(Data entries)
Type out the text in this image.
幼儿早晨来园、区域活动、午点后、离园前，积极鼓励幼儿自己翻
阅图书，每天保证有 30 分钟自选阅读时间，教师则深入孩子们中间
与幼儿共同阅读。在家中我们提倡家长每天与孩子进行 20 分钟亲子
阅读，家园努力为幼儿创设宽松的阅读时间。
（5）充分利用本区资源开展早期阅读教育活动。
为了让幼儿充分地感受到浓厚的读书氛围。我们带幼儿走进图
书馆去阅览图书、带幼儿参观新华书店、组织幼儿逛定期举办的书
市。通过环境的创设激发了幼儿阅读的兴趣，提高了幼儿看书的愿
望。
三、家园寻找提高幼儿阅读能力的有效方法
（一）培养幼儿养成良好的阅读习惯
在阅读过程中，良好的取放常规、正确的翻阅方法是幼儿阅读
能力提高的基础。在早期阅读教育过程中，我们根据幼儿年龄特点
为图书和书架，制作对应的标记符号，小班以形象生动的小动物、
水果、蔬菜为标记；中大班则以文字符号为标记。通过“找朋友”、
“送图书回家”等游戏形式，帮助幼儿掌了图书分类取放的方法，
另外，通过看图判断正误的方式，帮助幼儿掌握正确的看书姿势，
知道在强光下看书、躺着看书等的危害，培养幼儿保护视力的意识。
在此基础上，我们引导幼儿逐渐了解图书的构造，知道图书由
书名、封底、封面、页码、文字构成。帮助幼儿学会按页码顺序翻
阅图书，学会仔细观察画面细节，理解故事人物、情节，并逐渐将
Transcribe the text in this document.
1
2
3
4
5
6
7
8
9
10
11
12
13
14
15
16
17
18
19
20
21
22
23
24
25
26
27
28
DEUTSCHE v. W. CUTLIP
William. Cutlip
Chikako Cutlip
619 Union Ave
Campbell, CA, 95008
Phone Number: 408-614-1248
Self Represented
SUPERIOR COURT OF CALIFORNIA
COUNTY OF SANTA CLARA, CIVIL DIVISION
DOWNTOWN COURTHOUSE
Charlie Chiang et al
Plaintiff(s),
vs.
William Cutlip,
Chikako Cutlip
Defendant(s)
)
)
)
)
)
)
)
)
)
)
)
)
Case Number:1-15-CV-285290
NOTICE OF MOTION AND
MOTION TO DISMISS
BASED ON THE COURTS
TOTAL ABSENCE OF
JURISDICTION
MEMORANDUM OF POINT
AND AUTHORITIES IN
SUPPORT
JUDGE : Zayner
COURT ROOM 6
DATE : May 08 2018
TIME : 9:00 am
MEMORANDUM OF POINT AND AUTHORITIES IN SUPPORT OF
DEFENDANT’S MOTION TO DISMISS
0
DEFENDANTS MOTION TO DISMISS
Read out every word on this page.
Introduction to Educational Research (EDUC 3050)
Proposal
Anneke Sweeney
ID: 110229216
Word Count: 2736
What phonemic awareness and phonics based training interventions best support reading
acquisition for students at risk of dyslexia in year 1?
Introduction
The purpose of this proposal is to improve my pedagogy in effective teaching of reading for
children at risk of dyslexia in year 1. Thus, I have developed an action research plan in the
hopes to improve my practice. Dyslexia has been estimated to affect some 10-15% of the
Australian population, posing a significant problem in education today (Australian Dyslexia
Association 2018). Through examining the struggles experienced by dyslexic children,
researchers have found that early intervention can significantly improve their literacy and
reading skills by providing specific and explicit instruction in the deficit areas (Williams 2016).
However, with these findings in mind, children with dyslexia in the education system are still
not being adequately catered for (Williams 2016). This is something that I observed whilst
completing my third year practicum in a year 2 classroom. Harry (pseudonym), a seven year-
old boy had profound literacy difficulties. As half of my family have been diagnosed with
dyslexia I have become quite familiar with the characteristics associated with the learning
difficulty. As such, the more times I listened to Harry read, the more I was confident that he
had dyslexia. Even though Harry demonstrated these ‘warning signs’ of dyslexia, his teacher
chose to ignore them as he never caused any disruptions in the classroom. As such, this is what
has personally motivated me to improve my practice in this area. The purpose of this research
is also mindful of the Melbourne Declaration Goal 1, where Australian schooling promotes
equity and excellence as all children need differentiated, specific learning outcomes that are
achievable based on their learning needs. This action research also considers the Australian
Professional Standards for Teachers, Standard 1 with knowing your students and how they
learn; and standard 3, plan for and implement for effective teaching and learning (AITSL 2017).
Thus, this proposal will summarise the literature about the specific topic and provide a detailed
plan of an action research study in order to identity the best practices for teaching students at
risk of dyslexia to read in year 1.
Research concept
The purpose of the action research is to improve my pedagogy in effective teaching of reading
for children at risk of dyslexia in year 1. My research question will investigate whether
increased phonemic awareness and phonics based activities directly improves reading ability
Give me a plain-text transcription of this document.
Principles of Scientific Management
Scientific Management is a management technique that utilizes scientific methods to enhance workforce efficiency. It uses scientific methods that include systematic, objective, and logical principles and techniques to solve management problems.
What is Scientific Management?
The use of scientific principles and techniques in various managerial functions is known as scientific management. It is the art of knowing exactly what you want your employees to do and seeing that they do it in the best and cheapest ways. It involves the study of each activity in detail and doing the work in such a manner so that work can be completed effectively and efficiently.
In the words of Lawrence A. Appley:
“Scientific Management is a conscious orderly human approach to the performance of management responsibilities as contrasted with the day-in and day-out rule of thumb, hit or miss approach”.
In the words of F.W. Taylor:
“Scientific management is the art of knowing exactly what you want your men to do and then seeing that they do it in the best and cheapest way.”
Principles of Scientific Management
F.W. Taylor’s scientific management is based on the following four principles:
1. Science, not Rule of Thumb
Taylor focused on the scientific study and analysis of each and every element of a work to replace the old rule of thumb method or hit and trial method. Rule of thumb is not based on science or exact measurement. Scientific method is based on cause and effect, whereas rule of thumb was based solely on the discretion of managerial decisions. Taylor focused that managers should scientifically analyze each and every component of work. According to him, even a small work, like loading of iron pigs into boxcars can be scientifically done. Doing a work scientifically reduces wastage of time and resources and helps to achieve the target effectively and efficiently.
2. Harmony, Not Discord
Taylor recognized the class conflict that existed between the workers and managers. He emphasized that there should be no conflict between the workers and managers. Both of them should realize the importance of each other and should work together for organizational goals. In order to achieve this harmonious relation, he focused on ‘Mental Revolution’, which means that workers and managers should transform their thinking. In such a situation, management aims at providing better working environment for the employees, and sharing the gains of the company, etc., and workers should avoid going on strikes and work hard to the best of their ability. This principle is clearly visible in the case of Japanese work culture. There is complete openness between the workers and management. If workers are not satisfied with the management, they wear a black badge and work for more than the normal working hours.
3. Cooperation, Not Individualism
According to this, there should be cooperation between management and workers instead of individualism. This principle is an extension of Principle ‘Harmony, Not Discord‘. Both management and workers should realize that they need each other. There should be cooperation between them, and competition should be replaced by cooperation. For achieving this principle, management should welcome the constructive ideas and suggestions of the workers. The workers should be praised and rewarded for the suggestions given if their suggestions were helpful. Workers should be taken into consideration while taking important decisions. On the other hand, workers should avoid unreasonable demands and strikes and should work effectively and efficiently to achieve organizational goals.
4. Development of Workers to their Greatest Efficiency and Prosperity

Task to complete »
From the listing above, copy out each line where the word "focused" appears.

Solution to this problem »
Taylor focused on the scientific study and analysis of each and every element of a work to replace the old rule of thumb method or hit and trial method. Rule of thumb is not based on science or exact measurement. Scientific method is based on cause and effect, whereas rule of thumb was based solely on the discretion of managerial decisions. Taylor focused that managers should scientifically analyze each and every component of work. According to him, even a small work, like loading of iron pigs into boxcars can be scientifically done. Doing a work scientifically reduces wastage of time and resources and helps to achieve the target effectively and efficiently.
Taylor recognized the class conflict that existed between the workers and managers. He emphasized that there should be no conflict between the workers and managers. Both of them should realize the importance of each other and should work together for organizational goals. In order to achieve this harmonious relation, he focused on ‘Mental Revolution’, which means that workers and managers should transform their thinking. In such a situation, management aims at providing better working environment for the employees, and sharing the gains of the company, etc., and workers should avoid going on strikes and work hard to the best of their ability. This principle is clearly visible in the case of Japanese work culture. There is complete openness between the workers and management. If workers are not satisfied with the management, they wear a black badge and work for more than the normal working hours.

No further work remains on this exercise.